"""

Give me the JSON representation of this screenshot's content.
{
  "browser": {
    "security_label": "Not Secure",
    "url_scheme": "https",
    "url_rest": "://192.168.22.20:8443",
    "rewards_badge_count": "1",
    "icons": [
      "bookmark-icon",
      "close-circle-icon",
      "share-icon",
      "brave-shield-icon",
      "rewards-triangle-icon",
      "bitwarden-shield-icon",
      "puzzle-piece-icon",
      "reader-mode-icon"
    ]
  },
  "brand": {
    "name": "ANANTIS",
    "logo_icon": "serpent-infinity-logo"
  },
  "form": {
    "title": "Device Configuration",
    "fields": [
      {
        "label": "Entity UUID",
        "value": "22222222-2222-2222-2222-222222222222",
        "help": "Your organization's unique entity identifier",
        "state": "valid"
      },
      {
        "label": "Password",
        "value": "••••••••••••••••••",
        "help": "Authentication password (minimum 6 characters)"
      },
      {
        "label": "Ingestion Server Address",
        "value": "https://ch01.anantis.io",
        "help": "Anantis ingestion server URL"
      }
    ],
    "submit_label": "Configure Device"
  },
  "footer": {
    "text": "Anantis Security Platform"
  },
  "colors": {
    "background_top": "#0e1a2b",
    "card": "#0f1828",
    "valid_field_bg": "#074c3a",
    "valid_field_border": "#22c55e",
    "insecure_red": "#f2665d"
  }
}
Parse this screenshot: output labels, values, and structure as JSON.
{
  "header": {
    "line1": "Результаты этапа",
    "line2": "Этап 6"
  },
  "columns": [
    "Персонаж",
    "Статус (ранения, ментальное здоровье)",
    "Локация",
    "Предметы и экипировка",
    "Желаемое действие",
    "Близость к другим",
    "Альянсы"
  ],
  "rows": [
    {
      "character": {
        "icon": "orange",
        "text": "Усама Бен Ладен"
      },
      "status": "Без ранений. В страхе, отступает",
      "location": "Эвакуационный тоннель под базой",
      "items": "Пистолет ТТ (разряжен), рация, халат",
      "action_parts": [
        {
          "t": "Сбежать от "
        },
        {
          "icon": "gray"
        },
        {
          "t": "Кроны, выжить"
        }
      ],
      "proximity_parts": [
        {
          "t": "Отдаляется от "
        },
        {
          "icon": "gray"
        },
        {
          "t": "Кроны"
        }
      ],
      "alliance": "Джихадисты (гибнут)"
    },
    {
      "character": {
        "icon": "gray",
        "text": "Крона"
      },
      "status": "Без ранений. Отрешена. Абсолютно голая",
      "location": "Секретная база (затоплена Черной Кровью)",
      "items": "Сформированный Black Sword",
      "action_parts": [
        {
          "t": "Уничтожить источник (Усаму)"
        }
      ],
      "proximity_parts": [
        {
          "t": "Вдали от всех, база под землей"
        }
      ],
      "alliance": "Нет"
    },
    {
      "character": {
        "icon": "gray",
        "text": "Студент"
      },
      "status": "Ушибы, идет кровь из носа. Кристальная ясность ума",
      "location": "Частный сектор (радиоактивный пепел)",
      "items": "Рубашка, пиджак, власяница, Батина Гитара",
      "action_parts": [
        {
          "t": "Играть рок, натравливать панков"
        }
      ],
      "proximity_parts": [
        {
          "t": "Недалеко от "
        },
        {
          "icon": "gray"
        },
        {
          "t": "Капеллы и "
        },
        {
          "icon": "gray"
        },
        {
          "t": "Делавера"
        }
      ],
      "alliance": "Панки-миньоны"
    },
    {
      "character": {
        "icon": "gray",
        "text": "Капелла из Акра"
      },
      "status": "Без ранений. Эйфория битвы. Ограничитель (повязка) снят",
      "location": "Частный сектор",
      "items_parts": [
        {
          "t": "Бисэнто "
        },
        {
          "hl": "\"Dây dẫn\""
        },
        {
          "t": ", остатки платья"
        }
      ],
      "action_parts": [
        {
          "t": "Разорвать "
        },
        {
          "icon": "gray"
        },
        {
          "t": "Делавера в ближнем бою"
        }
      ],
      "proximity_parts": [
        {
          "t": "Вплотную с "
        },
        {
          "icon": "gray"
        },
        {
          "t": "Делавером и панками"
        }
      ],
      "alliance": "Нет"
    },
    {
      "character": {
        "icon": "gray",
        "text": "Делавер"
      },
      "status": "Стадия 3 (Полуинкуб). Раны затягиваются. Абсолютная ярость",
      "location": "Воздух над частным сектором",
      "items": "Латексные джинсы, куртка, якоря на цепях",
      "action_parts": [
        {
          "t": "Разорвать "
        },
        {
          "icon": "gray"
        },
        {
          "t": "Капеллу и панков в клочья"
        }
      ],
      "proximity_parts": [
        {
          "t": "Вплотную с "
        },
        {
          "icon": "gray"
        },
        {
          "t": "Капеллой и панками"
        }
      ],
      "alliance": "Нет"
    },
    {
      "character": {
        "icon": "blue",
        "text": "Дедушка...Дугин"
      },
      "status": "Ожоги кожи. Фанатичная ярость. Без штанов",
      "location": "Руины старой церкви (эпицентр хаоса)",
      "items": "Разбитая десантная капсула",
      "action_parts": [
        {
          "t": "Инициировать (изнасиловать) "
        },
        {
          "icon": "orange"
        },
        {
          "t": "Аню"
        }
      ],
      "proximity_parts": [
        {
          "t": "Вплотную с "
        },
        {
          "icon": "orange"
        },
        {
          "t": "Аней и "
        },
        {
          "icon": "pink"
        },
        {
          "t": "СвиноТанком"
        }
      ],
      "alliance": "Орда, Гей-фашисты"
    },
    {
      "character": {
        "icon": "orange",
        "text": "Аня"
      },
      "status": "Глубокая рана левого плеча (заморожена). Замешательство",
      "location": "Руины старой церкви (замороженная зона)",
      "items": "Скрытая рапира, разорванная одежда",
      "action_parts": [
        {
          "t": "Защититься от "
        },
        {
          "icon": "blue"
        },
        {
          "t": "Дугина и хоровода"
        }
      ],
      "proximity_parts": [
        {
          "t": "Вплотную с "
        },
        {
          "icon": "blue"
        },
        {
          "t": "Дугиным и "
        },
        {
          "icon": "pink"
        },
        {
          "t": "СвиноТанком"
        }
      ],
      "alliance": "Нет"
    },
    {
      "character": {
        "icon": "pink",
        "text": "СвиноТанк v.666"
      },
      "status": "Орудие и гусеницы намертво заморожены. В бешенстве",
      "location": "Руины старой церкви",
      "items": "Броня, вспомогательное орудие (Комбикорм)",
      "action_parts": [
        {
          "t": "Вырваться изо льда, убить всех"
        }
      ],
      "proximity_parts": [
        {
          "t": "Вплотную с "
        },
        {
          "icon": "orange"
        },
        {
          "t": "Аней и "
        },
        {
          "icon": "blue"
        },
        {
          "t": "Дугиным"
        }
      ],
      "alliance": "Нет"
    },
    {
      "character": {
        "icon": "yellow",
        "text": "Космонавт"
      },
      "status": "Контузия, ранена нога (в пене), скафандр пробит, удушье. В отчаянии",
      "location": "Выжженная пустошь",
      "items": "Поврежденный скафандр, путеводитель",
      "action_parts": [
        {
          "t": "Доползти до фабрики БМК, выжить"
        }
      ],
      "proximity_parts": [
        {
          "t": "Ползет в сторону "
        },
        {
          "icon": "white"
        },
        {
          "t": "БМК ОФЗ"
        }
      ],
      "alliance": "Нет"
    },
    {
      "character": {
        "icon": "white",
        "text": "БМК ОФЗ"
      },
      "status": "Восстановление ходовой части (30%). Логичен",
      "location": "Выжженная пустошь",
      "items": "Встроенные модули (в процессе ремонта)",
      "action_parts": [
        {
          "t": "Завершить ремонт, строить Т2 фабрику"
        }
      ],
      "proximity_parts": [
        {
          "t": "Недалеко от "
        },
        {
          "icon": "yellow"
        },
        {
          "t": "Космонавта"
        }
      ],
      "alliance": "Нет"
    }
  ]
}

"""

→ Problem: Reproduce the material above, every line of it, exactly.

→ In response:
Give me the JSON representation of this screenshot's content.
{
  "browser": {
    "security_label": "Not Secure",
    "url_scheme": "https",
    "url_rest": "://192.168.22.20:8443",
    "rewards_badge_count": "1",
    "icons": [
      "bookmark-icon",
      "close-circle-icon",
      "share-icon",
      "brave-shield-icon",
      "rewards-triangle-icon",
      "bitwarden-shield-icon",
      "puzzle-piece-icon",
      "reader-mode-icon"
    ]
  },
  "brand": {
    "name": "ANANTIS",
    "logo_icon": "serpent-infinity-logo"
  },
  "form": {
    "title": "Device Configuration",
    "fields": [
      {
        "label": "Entity UUID",
        "value": "22222222-2222-2222-2222-222222222222",
        "help": "Your organization's unique entity identifier",
        "state": "valid"
      },
      {
        "label": "Password",
        "value": "••••••••••••••••••",
        "help": "Authentication password (minimum 6 characters)"
      },
      {
        "label": "Ingestion Server Address",
        "value": "https://ch01.anantis.io",
        "help": "Anantis ingestion server URL"
      }
    ],
    "submit_label": "Configure Device"
  },
  "footer": {
    "text": "Anantis Security Platform"
  },
  "colors": {
    "background_top": "#0e1a2b",
    "card": "#0f1828",
    "valid_field_bg": "#074c3a",
    "valid_field_border": "#22c55e",
    "insecure_red": "#f2665d"
  }
}
Parse this screenshot: output labels, values, and structure as JSON.
{
  "header": {
    "line1": "Результаты этапа",
    "line2": "Этап 6"
  },
  "columns": [
    "Персонаж",
    "Статус (ранения, ментальное здоровье)",
    "Локация",
    "Предметы и экипировка",
    "Желаемое действие",
    "Близость к другим",
    "Альянсы"
  ],
  "rows": [
    {
      "character": {
        "icon": "orange",
        "text": "Усама Бен Ладен"
      },
      "status": "Без ранений. В страхе, отступает",
      "location": "Эвакуационный тоннель под базой",
      "items": "Пистолет ТТ (разряжен), рация, халат",
      "action_parts": [
        {
          "t": "Сбежать от "
        },
        {
          "icon": "gray"
        },
        {
          "t": "Кроны, выжить"
        }
      ],
      "proximity_parts": [
        {
          "t": "Отдаляется от "
        },
        {
          "icon": "gray"
        },
        {
          "t": "Кроны"
        }
      ],
      "alliance": "Джихадисты (гибнут)"
    },
    {
      "character": {
        "icon": "gray",
        "text": "Крона"
      },
      "status": "Без ранений. Отрешена. Абсолютно голая",
      "location": "Секретная база (затоплена Черной Кровью)",
      "items": "Сформированный Black Sword",
      "action_parts": [
        {
          "t": "Уничтожить источник (Усаму)"
        }
      ],
      "proximity_parts": [
        {
          "t": "Вдали от всех, база под землей"
        }
      ],
      "alliance": "Нет"
    },
    {
      "character": {
        "icon": "gray",
        "text": "Студент"
      },
      "status": "Ушибы, идет кровь из носа. Кристальная ясность ума",
      "location": "Частный сектор (радиоактивный пепел)",
      "items": "Рубашка, пиджак, власяница, Батина Гитара",
      "action_parts": [
        {
          "t": "Играть рок, натравливать панков"
        }
      ],
      "proximity_parts": [
        {
          "t": "Недалеко от "
        },
        {
          "icon": "gray"
        },
        {
          "t": "Капеллы и "
        },
        {
          "icon": "gray"
        },
        {
          "t": "Делавера"
        }
      ],
      "alliance": "Панки-миньоны"
    },
    {
      "character": {
        "icon": "gray",
        "text": "Капелла из Акра"
      },
      "status": "Без ранений. Эйфория битвы. Ограничитель (повязка) снят",
      "location": "Частный сектор",
      "items_parts": [
        {
          "t": "Бисэнто "
        },
        {
          "hl": "\"Dây dẫn\""
        },
        {
          "t": ", остатки платья"
        }
      ],
      "action_parts": [
        {
          "t": "Разорвать "
        },
        {
          "icon": "gray"
        },
        {
          "t": "Делавера в ближнем бою"
        }
      ],
      "proximity_parts": [
        {
          "t": "Вплотную с "
        },
        {
          "icon": "gray"
        },
        {
          "t": "Делавером и панками"
        }
      ],
      "alliance": "Нет"
    },
    {
      "character": {
        "icon": "gray",
        "text": "Делавер"
      },
      "status": "Стадия 3 (Полуинкуб). Раны затягиваются. Абсолютная ярость",
      "location": "Воздух над частным сектором",
      "items": "Латексные джинсы, куртка, якоря на цепях",
      "action_parts": [
        {
          "t": "Разорвать "
        },
        {
          "icon": "gray"
        },
        {
          "t": "Капеллу и панков в клочья"
        }
      ],
      "proximity_parts": [
        {
          "t": "Вплотную с "
        },
        {
          "icon": "gray"
        },
        {
          "t": "Капеллой и панками"
        }
      ],
      "alliance": "Нет"
    },
    {
      "character": {
        "icon": "blue",
        "text": "Дедушка...Дугин"
      },
      "status": "Ожоги кожи. Фанатичная ярость. Без штанов",
      "location": "Руины старой церкви (эпицентр хаоса)",
      "items": "Разбитая десантная капсула",
      "action_parts": [
        {
          "t": "Инициировать (изнасиловать) "
        },
        {
          "icon": "orange"
        },
        {
          "t": "Аню"
        }
      ],
      "proximity_parts": [
        {
          "t": "Вплотную с "
        },
        {
          "icon": "orange"
        },
        {
          "t": "Аней и "
        },
        {
          "icon": "pink"
        },
        {
          "t": "СвиноТанком"
        }
      ],
      "alliance": "Орда, Гей-фашисты"
    },
    {
      "character": {
        "icon": "orange",
        "text": "Аня"
      },
      "status": "Глубокая рана левого плеча (заморожена). Замешательство",
      "location": "Руины старой церкви (замороженная зона)",
      "items": "Скрытая рапира, разорванная одежда",
      "action_parts": [
        {
          "t": "Защититься от "
        },
        {
          "icon": "blue"
        },
        {
          "t": "Дугина и хоровода"
        }
      ],
      "proximity_parts": [
        {
          "t": "Вплотную с "
        },
        {
          "icon": "blue"
        },
        {
          "t": "Дугиным и "
        },
        {
          "icon": "pink"
        },
        {
          "t": "СвиноТанком"
        }
      ],
      "alliance": "Нет"
    },
    {
      "character": {
        "icon": "pink",
        "text": "СвиноТанк v.666"
      },
      "status": "Орудие и гусеницы намертво заморожены. В бешенстве",
      "location": "Руины старой церкви",
      "items": "Броня, вспомогательное орудие (Комбикорм)",
      "action_parts": [
        {
          "t": "Вырваться изо льда, убить всех"
        }
      ],
      "proximity_parts": [
        {
          "t": "Вплотную с "
        },
        {
          "icon": "orange"
        },
        {
          "t": "Аней и "
        },
        {
          "icon": "blue"
        },
        {
          "t": "Дугиным"
        }
      ],
      "alliance": "Нет"
    },
    {
      "character": {
        "icon": "yellow",
        "text": "Космонавт"
      },
      "status": "Контузия, ранена нога (в пене), скафандр пробит, удушье. В отчаянии",
      "location": "Выжженная пустошь",
      "items": "Поврежденный скафандр, путеводитель",
      "action_parts": [
        {
          "t": "Доползти до фабрики БМК, выжить"
        }
      ],
      "proximity_parts": [
        {
          "t": "Ползет в сторону "
        },
        {
          "icon": "white"
        },
        {
          "t": "БМК ОФЗ"
        }
      ],
      "alliance": "Нет"
    },
    {
      "character": {
        "icon": "white",
        "text": "БМК ОФЗ"
      },
      "status": "Восстановление ходовой части (30%). Логичен",
      "location": "Выжженная пустошь",
      "items": "Встроенные модули (в процессе ремонта)",
      "action_parts": [
        {
          "t": "Завершить ремонт, строить Т2 фабрику"
        }
      ],
      "proximity_parts": [
        {
          "t": "Недалеко от "
        },
        {
          "icon": "yellow"
        },
        {
          "t": "Космонавта"
        }
      ],
      "alliance": "Нет"
    }
  ]
}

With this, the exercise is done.